WHAT NEEDS TO BE DONE
Set all the material down again unchanged, without the pictures.

-- start THE INPUT --

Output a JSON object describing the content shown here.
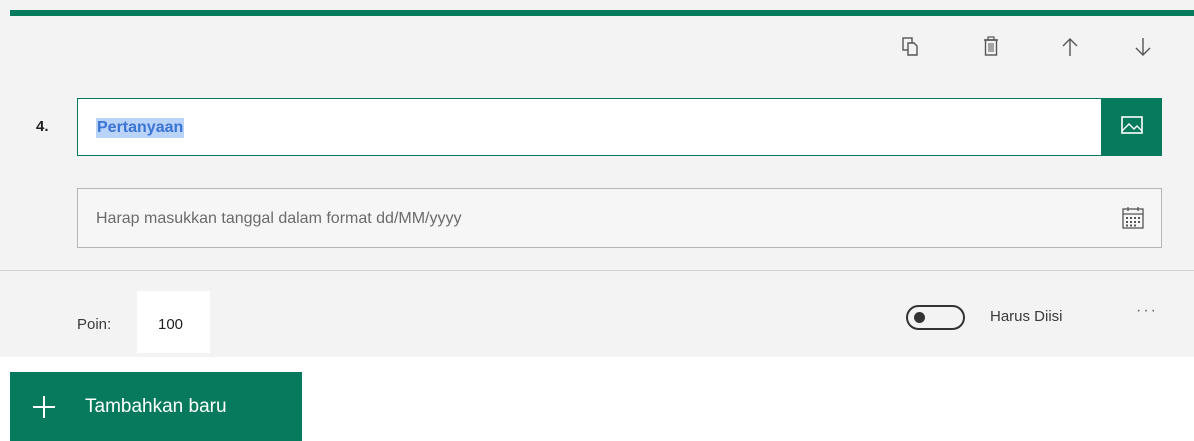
{
  "question": {
    "number": "4.",
    "title_value": "Pertanyaan",
    "date_placeholder": "Harap masukkan tanggal dalam format dd/MM/yyyy"
  },
  "toolbar": {
    "icons": [
      "copy-icon",
      "delete-icon",
      "arrow-up-icon",
      "arrow-down-icon"
    ]
  },
  "footer": {
    "points_label": "Poin:",
    "points_value": "100",
    "required_label": "Harus Diisi",
    "required_on": false,
    "more_label": "···"
  },
  "add_button": {
    "label": "Tambahkan baru"
  },
  "colors": {
    "accent": "#077a5e",
    "selection": "#b9d3f9",
    "card_bg": "#f3f3f3"
  }
}
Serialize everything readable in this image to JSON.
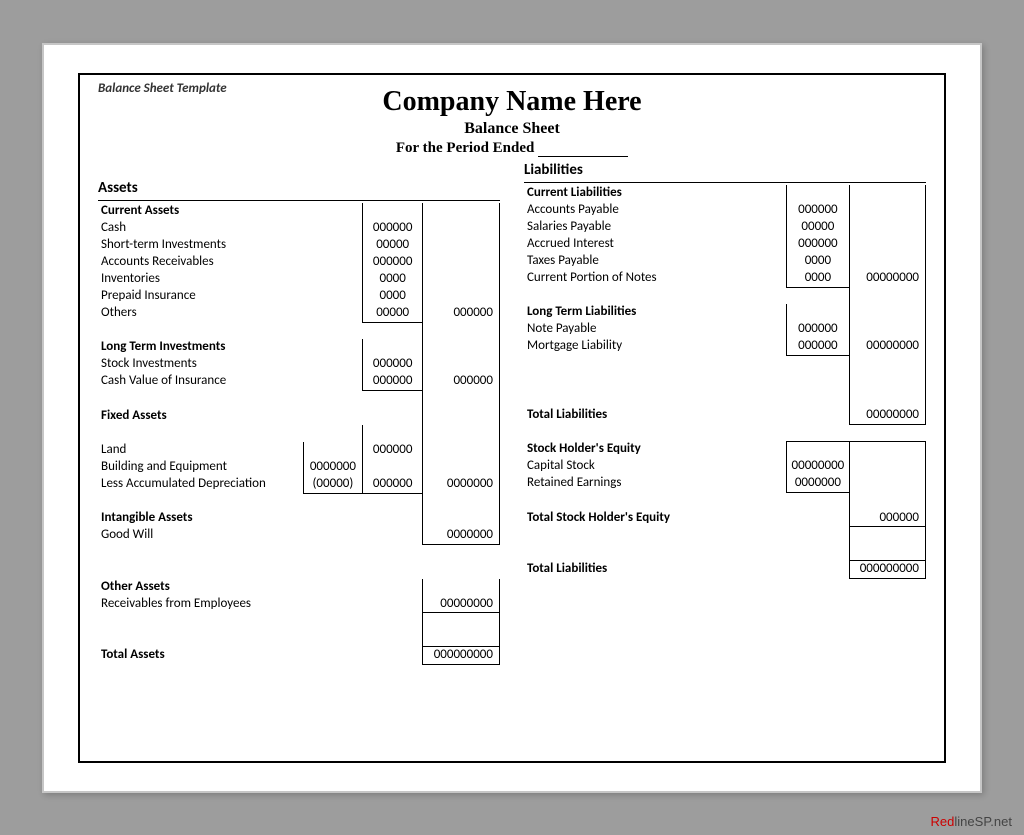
{
  "template_label": "Balance Sheet Template",
  "company": "Company Name Here",
  "subtitle": "Balance Sheet",
  "period_label": "For the Period Ended",
  "footer": {
    "red": "Red",
    "rest": "lineSP.net"
  },
  "assets": {
    "title": "Assets",
    "current_assets": {
      "title": "Current Assets"
    },
    "cash": {
      "label": "Cash",
      "val": "000000"
    },
    "sti": {
      "label": "Short-term Investments",
      "val": "00000"
    },
    "ar": {
      "label": "Accounts Receivables",
      "val": "000000"
    },
    "inv": {
      "label": "Inventories",
      "val": "0000"
    },
    "prepaid": {
      "label": "Prepaid Insurance",
      "val": "0000"
    },
    "others": {
      "label": "Others",
      "val": "00000",
      "total": "000000"
    },
    "lti": {
      "title": "Long Term Investments"
    },
    "stock_inv": {
      "label": "Stock Investments",
      "val": "000000"
    },
    "cash_ins": {
      "label": "Cash Value of Insurance",
      "val": "000000",
      "total": "000000"
    },
    "fixed": {
      "title": "Fixed Assets"
    },
    "land": {
      "label": "Land",
      "val": "000000"
    },
    "building": {
      "label": "Building and Equipment",
      "val": "0000000"
    },
    "less_dep": {
      "label": "Less Accumulated Depreciation",
      "val": "(00000)",
      "sub": "000000",
      "total": "0000000"
    },
    "intangible": {
      "title": "Intangible Assets"
    },
    "goodwill": {
      "label": "Good Will",
      "total": "0000000"
    },
    "other": {
      "title": "Other Assets"
    },
    "recv_emp": {
      "label": "Receivables from Employees",
      "total": "00000000"
    },
    "total_assets": {
      "label": "Total Assets",
      "total": "000000000"
    }
  },
  "liab": {
    "title": "Liabilities",
    "current": {
      "title": "Current Liabilities"
    },
    "ap": {
      "label": "Accounts Payable",
      "val": "000000"
    },
    "sal": {
      "label": "Salaries Payable",
      "val": "00000"
    },
    "accr": {
      "label": "Accrued Interest",
      "val": "000000"
    },
    "taxes": {
      "label": "Taxes Payable",
      "val": "0000"
    },
    "cpn": {
      "label": "Current Portion of Notes",
      "val": "0000",
      "total": "00000000"
    },
    "lt": {
      "title": "Long Term Liabilities"
    },
    "note": {
      "label": "Note Payable",
      "val": "000000"
    },
    "mort": {
      "label": "Mortgage Liability",
      "val": "000000",
      "total": "00000000"
    },
    "total_liab": {
      "label": "Total Liabilities",
      "total": "00000000"
    },
    "she": {
      "title": "Stock Holder's Equity"
    },
    "capstock": {
      "label": "Capital Stock",
      "val": "00000000"
    },
    "retained": {
      "label": "Retained Earnings",
      "val": "0000000"
    },
    "total_she": {
      "label": "Total Stock Holder's Equity",
      "total": "000000"
    },
    "total_liab2": {
      "label": "Total Liabilities",
      "total": "000000000"
    }
  }
}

-- end THE INPUT --

SOLUTION
Output a JSON object describing the content shown here.
{
  "question": {
    "number": "4.",
    "title_value": "Pertanyaan",
    "date_placeholder": "Harap masukkan tanggal dalam format dd/MM/yyyy"
  },
  "toolbar": {
    "icons": [
      "copy-icon",
      "delete-icon",
      "arrow-up-icon",
      "arrow-down-icon"
    ]
  },
  "footer": {
    "points_label": "Poin:",
    "points_value": "100",
    "required_label": "Harus Diisi",
    "required_on": false,
    "more_label": "···"
  },
  "add_button": {
    "label": "Tambahkan baru"
  },
  "colors": {
    "accent": "#077a5e",
    "selection": "#b9d3f9",
    "card_bg": "#f3f3f3"
  }
}
Serialize everything readable in this image to JSON.
{
  "template_label": "Balance Sheet Template",
  "company": "Company Name Here",
  "subtitle": "Balance Sheet",
  "period_label": "For the Period Ended",
  "footer": {
    "red": "Red",
    "rest": "lineSP.net"
  },
  "assets": {
    "title": "Assets",
    "current_assets": {
      "title": "Current Assets"
    },
    "cash": {
      "label": "Cash",
      "val": "000000"
    },
    "sti": {
      "label": "Short-term Investments",
      "val": "00000"
    },
    "ar": {
      "label": "Accounts Receivables",
      "val": "000000"
    },
    "inv": {
      "label": "Inventories",
      "val": "0000"
    },
    "prepaid": {
      "label": "Prepaid Insurance",
      "val": "0000"
    },
    "others": {
      "label": "Others",
      "val": "00000",
      "total": "000000"
    },
    "lti": {
      "title": "Long Term Investments"
    },
    "stock_inv": {
      "label": "Stock Investments",
      "val": "000000"
    },
    "cash_ins": {
      "label": "Cash Value of Insurance",
      "val": "000000",
      "total": "000000"
    },
    "fixed": {
      "title": "Fixed Assets"
    },
    "land": {
      "label": "Land",
      "val": "000000"
    },
    "building": {
      "label": "Building and Equipment",
      "val": "0000000"
    },
    "less_dep": {
      "label": "Less Accumulated Depreciation",
      "val": "(00000)",
      "sub": "000000",
      "total": "0000000"
    },
    "intangible": {
      "title": "Intangible Assets"
    },
    "goodwill": {
      "label": "Good Will",
      "total": "0000000"
    },
    "other": {
      "title": "Other Assets"
    },
    "recv_emp": {
      "label": "Receivables from Employees",
      "total": "00000000"
    },
    "total_assets": {
      "label": "Total Assets",
      "total": "000000000"
    }
  },
  "liab": {
    "title": "Liabilities",
    "current": {
      "title": "Current Liabilities"
    },
    "ap": {
      "label": "Accounts Payable",
      "val": "000000"
    },
    "sal": {
      "label": "Salaries Payable",
      "val": "00000"
    },
    "accr": {
      "label": "Accrued Interest",
      "val": "000000"
    },
    "taxes": {
      "label": "Taxes Payable",
      "val": "0000"
    },
    "cpn": {
      "label": "Current Portion of Notes",
      "val": "0000",
      "total": "00000000"
    },
    "lt": {
      "title": "Long Term Liabilities"
    },
    "note": {
      "label": "Note Payable",
      "val": "000000"
    },
    "mort": {
      "label": "Mortgage Liability",
      "val": "000000",
      "total": "00000000"
    },
    "total_liab": {
      "label": "Total Liabilities",
      "total": "00000000"
    },
    "she": {
      "title": "Stock Holder's Equity"
    },
    "capstock": {
      "label": "Capital Stock",
      "val": "00000000"
    },
    "retained": {
      "label": "Retained Earnings",
      "val": "0000000"
    },
    "total_she": {
      "label": "Total Stock Holder's Equity",
      "total": "000000"
    },
    "total_liab2": {
      "label": "Total Liabilities",
      "total": "000000000"
    }
  }
}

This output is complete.